Dataset entries

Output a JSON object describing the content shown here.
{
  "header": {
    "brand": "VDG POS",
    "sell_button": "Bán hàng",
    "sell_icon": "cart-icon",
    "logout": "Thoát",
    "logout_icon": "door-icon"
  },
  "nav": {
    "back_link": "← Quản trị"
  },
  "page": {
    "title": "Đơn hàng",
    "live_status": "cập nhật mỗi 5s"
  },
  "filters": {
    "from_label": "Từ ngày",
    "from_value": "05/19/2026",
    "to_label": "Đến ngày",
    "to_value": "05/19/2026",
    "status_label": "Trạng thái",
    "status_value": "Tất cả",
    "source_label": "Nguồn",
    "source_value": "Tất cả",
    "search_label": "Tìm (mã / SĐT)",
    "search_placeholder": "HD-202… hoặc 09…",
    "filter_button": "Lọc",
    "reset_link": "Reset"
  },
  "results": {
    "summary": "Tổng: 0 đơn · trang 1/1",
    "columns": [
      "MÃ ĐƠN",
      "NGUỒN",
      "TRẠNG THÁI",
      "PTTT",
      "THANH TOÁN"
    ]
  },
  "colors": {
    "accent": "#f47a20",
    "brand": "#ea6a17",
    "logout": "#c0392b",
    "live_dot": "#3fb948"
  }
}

Stated task - Retype the whole listing, matching it exactly.

Result below -
Output a JSON object describing the content shown here.
{
  "header": {
    "brand": "VDG POS",
    "sell_button": "Bán hàng",
    "sell_icon": "cart-icon",
    "logout": "Thoát",
    "logout_icon": "door-icon"
  },
  "nav": {
    "back_link": "← Quản trị"
  },
  "page": {
    "title": "Đơn hàng",
    "live_status": "cập nhật mỗi 5s"
  },
  "filters": {
    "from_label": "Từ ngày",
    "from_value": "05/19/2026",
    "to_label": "Đến ngày",
    "to_value": "05/19/2026",
    "status_label": "Trạng thái",
    "status_value": "Tất cả",
    "source_label": "Nguồn",
    "source_value": "Tất cả",
    "search_label": "Tìm (mã / SĐT)",
    "search_placeholder": "HD-202… hoặc 09…",
    "filter_button": "Lọc",
    "reset_link": "Reset"
  },
  "results": {
    "summary": "Tổng: 0 đơn · trang 1/1",
    "columns": [
      "MÃ ĐƠN",
      "NGUỒN",
      "TRẠNG THÁI",
      "PTTT",
      "THANH TOÁN"
    ]
  },
  "colors": {
    "accent": "#f47a20",
    "brand": "#ea6a17",
    "logout": "#c0392b",
    "live_dot": "#3fb948"
  }
}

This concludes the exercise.